EXERCISE OBJECTIVE ▸ Copy out each line that includes the word "axis".

Figure dataset records
·····

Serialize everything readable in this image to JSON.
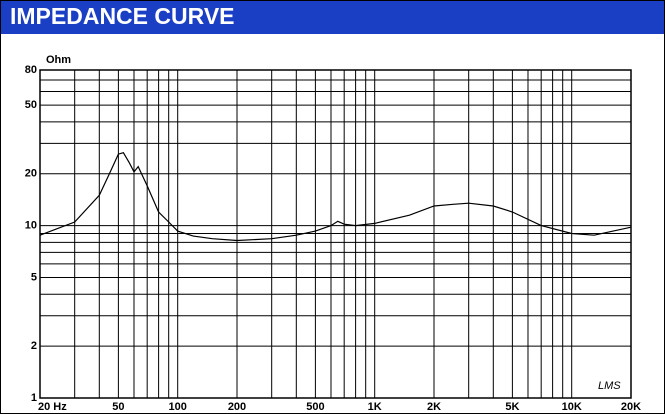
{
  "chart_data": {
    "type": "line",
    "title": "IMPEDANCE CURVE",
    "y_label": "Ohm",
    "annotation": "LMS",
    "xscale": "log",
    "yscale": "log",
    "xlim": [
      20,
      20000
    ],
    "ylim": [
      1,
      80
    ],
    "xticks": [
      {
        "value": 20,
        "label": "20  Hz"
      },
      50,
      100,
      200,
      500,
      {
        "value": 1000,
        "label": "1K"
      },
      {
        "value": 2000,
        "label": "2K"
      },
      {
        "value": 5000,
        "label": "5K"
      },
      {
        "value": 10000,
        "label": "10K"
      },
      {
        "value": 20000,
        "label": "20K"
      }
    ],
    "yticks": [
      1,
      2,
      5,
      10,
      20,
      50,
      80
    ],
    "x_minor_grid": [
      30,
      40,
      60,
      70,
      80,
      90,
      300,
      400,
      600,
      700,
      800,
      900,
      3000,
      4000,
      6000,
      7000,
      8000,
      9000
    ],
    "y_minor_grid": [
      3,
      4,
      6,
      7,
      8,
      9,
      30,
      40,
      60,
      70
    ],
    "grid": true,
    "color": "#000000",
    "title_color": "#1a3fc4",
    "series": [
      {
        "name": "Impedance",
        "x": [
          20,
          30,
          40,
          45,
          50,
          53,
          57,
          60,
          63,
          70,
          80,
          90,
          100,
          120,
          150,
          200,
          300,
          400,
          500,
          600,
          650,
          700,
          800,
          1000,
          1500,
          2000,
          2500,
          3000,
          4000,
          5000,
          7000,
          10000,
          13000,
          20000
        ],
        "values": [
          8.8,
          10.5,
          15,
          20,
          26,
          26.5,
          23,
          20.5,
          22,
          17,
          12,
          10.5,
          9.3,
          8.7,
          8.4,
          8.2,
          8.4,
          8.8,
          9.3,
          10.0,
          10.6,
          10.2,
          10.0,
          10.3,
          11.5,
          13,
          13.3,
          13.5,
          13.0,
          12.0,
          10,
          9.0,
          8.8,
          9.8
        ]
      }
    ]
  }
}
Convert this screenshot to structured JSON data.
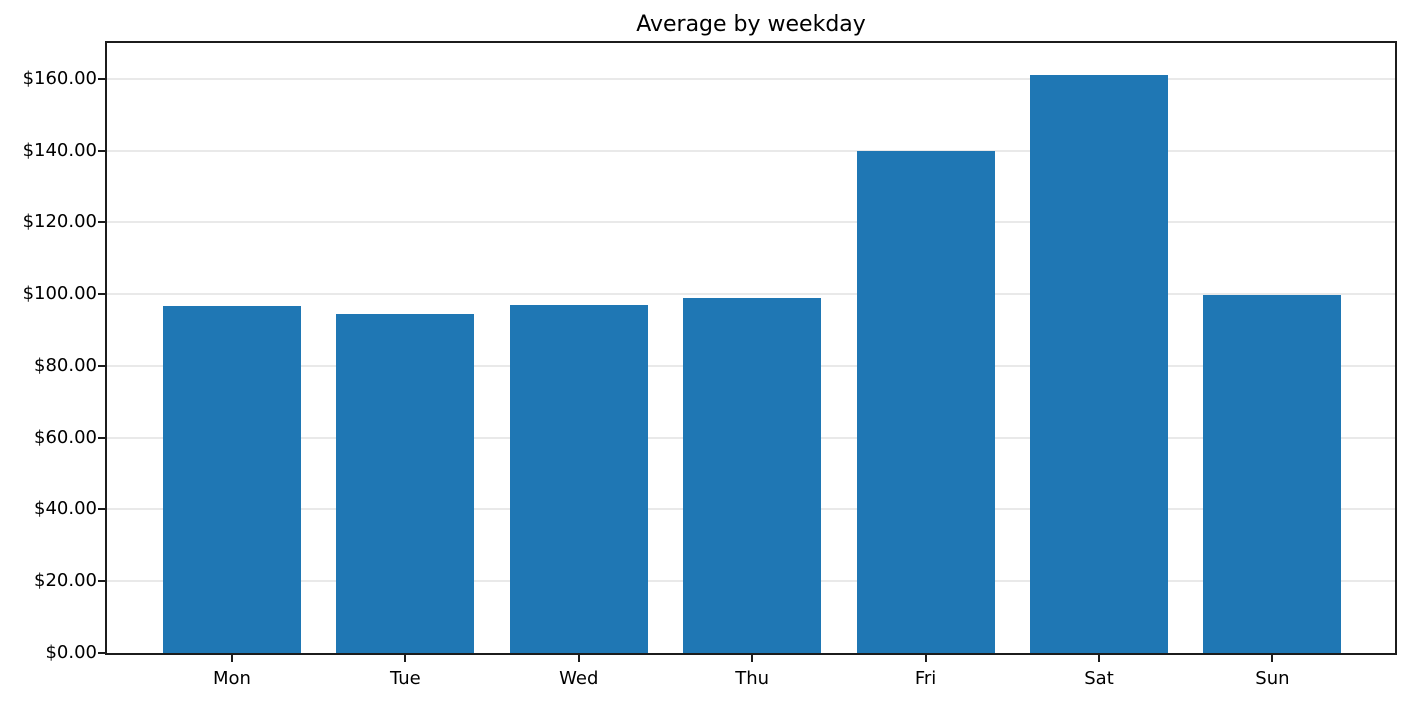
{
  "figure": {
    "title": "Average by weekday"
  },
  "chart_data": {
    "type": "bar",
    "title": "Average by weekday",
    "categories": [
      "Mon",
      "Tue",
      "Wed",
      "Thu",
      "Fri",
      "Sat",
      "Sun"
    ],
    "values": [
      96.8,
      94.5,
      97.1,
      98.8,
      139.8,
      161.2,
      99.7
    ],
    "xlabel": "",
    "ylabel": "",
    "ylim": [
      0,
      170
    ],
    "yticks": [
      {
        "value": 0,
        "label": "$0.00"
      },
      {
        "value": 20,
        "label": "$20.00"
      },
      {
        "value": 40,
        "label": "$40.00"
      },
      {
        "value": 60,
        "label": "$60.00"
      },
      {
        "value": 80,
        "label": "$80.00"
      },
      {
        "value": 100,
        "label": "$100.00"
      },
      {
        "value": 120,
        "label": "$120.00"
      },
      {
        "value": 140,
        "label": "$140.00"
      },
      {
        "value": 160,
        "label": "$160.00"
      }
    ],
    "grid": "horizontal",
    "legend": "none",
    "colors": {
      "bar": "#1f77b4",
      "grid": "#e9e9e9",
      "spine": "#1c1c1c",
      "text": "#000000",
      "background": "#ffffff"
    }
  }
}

·····

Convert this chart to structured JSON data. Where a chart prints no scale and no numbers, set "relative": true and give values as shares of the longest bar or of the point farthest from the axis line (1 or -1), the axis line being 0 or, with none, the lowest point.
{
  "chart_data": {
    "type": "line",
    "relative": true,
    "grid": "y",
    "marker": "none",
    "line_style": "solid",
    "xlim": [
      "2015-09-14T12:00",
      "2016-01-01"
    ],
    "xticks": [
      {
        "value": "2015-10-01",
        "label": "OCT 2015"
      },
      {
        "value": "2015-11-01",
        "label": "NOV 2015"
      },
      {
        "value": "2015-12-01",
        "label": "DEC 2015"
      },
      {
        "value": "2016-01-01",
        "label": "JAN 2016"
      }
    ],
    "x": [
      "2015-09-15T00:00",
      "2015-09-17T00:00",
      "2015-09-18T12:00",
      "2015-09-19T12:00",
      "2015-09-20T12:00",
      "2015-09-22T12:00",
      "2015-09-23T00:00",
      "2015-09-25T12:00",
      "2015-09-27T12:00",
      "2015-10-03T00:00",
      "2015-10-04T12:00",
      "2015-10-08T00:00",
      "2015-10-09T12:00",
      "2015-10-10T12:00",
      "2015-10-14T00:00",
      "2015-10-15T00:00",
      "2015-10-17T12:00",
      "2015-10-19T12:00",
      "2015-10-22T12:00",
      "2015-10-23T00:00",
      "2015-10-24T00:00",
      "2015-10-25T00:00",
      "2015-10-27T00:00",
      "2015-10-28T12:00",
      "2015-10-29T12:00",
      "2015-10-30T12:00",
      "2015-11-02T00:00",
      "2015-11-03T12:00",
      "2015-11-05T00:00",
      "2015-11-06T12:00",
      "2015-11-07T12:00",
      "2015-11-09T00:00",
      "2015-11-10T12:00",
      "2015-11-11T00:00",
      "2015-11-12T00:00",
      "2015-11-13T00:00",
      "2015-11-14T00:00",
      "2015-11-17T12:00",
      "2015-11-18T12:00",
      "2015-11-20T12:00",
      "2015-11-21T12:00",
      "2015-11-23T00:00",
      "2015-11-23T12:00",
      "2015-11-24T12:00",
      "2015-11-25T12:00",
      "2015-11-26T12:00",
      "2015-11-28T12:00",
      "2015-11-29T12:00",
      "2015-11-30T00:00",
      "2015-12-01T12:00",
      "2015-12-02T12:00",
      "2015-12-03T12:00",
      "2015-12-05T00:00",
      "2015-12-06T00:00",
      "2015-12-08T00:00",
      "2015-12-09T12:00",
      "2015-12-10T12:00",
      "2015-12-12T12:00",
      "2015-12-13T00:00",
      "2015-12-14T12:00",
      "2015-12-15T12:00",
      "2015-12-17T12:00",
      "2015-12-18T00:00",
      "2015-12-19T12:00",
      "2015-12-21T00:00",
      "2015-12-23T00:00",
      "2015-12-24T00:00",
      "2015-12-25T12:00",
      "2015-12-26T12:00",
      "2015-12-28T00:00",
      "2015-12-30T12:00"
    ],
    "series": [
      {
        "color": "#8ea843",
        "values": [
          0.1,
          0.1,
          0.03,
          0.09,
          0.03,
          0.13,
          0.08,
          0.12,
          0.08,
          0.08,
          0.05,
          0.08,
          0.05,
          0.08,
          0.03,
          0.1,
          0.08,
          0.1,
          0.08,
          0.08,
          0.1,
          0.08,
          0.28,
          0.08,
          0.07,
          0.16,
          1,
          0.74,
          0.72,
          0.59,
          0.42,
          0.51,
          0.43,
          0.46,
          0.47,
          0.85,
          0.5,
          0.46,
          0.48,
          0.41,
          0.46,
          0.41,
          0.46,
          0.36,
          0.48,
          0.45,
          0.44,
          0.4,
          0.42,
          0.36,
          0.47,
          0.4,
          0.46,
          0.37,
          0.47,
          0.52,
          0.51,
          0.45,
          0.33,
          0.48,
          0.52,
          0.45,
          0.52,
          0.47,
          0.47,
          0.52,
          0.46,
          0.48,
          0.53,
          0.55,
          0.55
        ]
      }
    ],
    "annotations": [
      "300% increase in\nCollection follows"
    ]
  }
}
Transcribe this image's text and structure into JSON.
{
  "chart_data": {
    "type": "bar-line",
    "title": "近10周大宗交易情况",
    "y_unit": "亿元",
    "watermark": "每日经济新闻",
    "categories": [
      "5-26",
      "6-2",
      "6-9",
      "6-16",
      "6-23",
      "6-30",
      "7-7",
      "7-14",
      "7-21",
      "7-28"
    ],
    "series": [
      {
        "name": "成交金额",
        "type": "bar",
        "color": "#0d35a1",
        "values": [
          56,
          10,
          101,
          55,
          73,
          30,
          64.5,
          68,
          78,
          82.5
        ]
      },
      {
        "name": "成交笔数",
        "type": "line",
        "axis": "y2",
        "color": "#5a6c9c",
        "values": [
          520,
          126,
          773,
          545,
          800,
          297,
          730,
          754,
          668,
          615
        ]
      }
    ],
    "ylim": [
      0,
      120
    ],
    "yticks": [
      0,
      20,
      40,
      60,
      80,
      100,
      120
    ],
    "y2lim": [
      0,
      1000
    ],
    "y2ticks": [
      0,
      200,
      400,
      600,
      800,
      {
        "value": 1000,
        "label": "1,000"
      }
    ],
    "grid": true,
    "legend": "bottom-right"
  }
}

·····

TASK ANSWER ▸
Convert this chart to structured JSON data. Where a chart prints no scale and no numbers, set "relative": true and give values as shares of the longest bar or of the point farthest from the axis line (1 or -1), the axis line being 0 or, with none, the lowest point.
        "axis": "y2",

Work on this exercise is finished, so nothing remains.